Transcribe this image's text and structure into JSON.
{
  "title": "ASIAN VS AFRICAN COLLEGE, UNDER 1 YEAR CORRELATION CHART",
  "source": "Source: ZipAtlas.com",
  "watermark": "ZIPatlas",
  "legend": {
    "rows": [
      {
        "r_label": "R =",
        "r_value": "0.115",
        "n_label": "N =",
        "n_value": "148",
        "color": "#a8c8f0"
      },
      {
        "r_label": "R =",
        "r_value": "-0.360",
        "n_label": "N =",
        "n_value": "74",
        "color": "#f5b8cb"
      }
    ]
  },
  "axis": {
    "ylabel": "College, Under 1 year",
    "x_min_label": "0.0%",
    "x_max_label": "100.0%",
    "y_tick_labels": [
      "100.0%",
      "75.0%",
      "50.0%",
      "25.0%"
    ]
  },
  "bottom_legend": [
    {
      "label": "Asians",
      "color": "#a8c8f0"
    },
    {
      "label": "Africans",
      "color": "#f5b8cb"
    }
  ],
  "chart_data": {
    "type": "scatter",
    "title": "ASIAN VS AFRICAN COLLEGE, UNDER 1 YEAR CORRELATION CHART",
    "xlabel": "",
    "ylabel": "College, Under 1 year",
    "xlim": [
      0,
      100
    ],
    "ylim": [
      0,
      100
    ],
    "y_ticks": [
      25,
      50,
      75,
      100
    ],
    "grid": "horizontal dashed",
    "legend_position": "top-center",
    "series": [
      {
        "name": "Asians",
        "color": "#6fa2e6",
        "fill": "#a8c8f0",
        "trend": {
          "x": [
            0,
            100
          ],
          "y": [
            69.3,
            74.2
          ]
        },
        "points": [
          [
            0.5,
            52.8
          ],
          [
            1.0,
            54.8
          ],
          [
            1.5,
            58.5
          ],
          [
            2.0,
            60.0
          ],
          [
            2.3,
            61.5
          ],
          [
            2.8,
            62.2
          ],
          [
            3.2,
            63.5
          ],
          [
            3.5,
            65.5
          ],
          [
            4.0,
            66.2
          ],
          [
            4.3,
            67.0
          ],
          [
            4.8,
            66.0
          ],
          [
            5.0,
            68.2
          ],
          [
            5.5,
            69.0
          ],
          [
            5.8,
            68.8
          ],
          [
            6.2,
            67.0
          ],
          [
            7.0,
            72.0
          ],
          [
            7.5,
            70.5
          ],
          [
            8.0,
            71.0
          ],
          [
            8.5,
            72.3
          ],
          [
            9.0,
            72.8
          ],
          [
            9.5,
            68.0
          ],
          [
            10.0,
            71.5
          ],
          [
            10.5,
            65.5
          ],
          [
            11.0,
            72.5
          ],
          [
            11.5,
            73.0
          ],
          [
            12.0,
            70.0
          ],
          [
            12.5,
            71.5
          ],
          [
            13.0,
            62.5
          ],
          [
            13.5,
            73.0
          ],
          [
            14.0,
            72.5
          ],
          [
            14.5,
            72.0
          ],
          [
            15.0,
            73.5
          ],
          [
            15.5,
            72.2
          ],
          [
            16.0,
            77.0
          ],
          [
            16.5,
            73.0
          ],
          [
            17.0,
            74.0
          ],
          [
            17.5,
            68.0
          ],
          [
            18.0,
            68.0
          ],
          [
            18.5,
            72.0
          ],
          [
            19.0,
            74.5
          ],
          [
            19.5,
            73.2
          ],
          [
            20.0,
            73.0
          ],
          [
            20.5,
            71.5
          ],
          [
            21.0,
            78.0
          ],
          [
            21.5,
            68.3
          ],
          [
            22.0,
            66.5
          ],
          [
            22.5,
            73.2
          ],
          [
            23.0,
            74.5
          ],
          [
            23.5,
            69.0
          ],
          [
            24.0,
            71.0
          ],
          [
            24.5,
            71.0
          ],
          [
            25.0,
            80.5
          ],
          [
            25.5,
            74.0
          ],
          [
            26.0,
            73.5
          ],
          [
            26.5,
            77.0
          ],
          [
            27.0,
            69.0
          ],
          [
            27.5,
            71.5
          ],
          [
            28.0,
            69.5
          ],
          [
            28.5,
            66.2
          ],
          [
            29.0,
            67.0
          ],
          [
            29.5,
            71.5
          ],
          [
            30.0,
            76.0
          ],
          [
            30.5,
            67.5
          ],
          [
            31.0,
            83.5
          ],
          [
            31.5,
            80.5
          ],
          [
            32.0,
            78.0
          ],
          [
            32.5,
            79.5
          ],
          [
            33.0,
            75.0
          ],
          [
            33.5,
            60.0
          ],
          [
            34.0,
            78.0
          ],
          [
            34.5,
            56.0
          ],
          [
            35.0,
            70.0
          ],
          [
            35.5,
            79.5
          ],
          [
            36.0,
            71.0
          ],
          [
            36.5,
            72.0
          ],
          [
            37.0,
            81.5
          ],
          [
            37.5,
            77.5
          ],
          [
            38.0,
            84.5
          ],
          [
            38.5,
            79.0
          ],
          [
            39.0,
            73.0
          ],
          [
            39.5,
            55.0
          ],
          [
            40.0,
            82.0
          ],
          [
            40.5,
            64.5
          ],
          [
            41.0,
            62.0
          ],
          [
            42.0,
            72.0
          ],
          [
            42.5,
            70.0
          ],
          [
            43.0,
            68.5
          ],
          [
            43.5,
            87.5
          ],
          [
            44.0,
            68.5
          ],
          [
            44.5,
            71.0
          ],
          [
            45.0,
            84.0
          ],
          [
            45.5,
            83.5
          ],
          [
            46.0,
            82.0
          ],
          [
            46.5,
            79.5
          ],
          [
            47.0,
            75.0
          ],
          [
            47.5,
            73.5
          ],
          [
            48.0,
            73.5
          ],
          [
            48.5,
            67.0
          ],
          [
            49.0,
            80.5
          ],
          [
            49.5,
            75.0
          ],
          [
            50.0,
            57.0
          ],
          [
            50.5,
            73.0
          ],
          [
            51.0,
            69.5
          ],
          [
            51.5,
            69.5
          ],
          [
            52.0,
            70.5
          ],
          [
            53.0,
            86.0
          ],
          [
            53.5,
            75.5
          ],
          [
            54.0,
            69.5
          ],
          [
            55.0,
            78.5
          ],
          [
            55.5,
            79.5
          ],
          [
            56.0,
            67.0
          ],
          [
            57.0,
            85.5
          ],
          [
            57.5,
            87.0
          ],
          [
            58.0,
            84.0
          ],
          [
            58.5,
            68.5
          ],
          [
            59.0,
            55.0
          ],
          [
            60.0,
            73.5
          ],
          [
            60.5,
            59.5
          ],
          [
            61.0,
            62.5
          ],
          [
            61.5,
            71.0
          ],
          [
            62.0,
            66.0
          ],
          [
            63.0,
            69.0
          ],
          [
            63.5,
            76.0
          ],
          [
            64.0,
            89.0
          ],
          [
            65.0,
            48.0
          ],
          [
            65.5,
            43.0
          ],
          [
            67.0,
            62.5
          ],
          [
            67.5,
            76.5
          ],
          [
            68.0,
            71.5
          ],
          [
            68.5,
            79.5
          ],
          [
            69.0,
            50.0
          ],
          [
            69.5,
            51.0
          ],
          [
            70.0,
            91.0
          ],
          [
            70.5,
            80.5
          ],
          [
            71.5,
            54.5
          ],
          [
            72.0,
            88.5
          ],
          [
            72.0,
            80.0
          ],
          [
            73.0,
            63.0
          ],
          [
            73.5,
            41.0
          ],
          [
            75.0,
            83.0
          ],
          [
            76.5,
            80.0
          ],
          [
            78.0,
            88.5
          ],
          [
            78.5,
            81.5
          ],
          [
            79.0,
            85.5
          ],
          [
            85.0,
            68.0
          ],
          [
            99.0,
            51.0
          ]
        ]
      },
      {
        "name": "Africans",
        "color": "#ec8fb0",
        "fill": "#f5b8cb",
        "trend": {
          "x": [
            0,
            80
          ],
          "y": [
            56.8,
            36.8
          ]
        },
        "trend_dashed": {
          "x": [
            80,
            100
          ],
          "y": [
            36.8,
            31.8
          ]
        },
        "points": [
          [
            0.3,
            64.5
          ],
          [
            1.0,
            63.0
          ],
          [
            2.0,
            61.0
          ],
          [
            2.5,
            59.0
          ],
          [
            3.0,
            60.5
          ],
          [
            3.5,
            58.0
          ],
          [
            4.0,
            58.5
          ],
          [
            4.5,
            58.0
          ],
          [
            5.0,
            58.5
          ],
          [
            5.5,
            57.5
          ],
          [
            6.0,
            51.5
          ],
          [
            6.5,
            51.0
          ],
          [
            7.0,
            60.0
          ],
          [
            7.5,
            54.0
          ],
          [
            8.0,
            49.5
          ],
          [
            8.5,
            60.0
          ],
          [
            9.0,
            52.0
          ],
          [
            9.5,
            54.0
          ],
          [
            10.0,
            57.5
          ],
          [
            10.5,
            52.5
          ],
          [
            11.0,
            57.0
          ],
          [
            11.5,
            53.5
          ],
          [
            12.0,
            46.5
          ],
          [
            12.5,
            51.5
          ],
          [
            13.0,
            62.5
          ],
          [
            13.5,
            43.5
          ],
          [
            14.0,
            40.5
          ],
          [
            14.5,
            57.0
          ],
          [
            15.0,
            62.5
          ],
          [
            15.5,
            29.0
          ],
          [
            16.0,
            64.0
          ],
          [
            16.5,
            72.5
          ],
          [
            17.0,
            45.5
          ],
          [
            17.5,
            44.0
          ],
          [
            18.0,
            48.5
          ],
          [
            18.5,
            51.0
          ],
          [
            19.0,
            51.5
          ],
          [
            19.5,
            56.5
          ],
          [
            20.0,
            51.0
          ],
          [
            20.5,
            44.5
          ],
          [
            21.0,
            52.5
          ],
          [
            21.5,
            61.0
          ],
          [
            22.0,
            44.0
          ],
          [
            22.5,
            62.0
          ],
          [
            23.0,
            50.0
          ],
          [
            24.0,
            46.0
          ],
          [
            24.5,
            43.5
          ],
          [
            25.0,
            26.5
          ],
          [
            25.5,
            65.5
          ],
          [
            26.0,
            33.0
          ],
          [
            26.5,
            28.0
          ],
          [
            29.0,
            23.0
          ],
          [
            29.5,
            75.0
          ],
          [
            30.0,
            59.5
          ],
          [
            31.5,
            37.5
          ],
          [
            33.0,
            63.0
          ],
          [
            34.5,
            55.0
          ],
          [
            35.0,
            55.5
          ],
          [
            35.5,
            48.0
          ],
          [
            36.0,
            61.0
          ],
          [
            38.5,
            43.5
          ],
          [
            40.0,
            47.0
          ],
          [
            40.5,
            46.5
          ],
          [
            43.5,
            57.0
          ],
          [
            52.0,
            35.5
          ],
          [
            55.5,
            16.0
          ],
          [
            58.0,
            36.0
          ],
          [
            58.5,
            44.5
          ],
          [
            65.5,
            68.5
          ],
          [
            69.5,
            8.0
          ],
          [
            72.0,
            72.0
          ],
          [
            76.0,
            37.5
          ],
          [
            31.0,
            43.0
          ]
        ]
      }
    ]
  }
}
====
Look through the entries above and report the number of lines that contain "title". Write only the number.

Result of the exercise: 2